### Exercise directions
Pull out all lines from the listing below in which the word "Rate" appears.

Raw records
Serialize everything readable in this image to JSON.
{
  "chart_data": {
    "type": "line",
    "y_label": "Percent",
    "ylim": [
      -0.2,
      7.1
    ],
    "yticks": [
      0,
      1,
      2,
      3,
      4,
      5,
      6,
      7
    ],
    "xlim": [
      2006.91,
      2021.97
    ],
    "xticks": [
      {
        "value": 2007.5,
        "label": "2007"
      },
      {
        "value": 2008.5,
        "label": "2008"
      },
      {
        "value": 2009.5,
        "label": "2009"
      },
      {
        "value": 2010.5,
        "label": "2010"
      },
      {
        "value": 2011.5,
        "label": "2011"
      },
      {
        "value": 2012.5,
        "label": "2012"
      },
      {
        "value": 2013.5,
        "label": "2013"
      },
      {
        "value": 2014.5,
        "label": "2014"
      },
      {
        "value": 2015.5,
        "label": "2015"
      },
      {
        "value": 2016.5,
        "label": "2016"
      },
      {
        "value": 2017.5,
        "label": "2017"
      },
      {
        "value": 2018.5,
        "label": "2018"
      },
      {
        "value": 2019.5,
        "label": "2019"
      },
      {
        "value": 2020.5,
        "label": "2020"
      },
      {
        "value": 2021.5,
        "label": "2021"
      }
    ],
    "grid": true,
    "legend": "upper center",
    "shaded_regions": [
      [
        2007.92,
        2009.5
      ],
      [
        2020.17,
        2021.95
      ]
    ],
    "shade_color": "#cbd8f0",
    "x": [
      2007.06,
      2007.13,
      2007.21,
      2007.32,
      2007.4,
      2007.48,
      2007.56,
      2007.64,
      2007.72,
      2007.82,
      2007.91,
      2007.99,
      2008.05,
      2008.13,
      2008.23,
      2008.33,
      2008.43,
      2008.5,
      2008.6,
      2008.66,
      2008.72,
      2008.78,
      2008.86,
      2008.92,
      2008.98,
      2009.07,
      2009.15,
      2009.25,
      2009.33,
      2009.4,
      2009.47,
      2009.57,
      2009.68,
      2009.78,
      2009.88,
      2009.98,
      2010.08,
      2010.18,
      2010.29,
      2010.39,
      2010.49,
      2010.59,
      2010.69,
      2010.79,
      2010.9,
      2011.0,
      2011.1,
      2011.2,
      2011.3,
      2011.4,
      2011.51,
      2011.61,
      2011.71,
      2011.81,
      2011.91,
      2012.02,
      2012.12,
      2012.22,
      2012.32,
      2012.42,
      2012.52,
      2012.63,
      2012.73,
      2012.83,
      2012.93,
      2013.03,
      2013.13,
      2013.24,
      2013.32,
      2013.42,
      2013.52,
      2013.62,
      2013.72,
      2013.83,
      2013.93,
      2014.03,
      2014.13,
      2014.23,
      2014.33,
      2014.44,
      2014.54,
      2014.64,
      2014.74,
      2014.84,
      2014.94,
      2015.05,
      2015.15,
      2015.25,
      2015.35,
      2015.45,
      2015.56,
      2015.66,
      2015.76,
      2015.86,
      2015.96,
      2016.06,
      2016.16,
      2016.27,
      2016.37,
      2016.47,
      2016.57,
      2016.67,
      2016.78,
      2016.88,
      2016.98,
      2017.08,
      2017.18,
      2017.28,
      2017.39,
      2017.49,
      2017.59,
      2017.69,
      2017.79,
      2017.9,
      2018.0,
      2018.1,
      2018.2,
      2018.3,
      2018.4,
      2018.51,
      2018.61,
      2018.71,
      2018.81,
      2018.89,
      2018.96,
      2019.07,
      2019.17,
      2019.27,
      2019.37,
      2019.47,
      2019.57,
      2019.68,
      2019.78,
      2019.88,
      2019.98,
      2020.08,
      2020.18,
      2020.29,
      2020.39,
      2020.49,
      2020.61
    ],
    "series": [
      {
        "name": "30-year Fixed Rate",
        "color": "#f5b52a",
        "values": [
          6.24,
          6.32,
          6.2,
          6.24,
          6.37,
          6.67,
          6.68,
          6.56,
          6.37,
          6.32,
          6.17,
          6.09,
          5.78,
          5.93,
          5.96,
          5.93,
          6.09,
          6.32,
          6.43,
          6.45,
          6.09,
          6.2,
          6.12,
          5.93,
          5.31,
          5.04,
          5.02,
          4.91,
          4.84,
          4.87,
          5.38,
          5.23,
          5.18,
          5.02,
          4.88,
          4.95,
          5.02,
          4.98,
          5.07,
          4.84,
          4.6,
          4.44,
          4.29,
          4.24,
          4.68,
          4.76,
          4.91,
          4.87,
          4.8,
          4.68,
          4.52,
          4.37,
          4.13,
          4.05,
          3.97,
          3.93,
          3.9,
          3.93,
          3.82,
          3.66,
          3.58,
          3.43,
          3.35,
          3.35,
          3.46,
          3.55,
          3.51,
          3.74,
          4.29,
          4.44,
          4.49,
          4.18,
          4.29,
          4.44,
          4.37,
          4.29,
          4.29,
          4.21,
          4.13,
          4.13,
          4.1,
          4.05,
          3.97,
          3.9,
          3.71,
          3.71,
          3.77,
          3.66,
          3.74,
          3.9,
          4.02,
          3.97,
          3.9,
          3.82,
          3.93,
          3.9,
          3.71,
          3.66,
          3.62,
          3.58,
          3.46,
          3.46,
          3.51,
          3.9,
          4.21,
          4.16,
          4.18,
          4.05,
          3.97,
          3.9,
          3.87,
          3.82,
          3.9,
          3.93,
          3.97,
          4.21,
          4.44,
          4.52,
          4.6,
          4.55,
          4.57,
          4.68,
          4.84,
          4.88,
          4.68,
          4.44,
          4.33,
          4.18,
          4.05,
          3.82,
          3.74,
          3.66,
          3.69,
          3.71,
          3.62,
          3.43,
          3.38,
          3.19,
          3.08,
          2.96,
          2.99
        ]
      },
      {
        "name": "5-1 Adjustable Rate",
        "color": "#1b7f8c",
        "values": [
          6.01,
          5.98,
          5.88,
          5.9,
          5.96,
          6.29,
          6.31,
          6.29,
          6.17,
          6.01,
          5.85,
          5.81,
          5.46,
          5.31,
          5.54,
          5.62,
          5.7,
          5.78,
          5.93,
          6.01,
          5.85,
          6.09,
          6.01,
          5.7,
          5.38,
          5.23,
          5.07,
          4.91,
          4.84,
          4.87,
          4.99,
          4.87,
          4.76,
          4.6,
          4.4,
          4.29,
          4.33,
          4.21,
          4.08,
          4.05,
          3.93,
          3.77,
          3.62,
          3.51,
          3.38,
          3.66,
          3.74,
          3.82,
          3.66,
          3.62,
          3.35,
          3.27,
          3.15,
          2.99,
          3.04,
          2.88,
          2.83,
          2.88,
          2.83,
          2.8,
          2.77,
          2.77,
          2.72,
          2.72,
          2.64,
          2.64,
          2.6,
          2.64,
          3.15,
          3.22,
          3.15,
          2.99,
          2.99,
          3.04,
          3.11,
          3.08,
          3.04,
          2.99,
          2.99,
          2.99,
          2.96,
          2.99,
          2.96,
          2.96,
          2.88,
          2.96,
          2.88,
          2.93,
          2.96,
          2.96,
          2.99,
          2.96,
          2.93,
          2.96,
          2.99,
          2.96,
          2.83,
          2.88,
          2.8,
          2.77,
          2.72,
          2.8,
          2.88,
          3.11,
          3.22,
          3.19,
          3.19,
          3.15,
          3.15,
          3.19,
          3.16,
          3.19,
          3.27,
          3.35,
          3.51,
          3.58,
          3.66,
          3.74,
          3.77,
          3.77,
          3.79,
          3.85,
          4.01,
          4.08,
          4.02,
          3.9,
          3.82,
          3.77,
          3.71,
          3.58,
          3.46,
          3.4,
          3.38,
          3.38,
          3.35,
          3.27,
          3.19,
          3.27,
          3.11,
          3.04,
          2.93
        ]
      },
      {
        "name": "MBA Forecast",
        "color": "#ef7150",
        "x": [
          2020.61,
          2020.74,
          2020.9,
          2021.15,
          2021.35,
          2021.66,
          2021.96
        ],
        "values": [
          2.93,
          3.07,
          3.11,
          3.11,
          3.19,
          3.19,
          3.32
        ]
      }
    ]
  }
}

### The solution
        "name": "30-year Fixed Rate",
        "name": "5-1 Adjustable Rate",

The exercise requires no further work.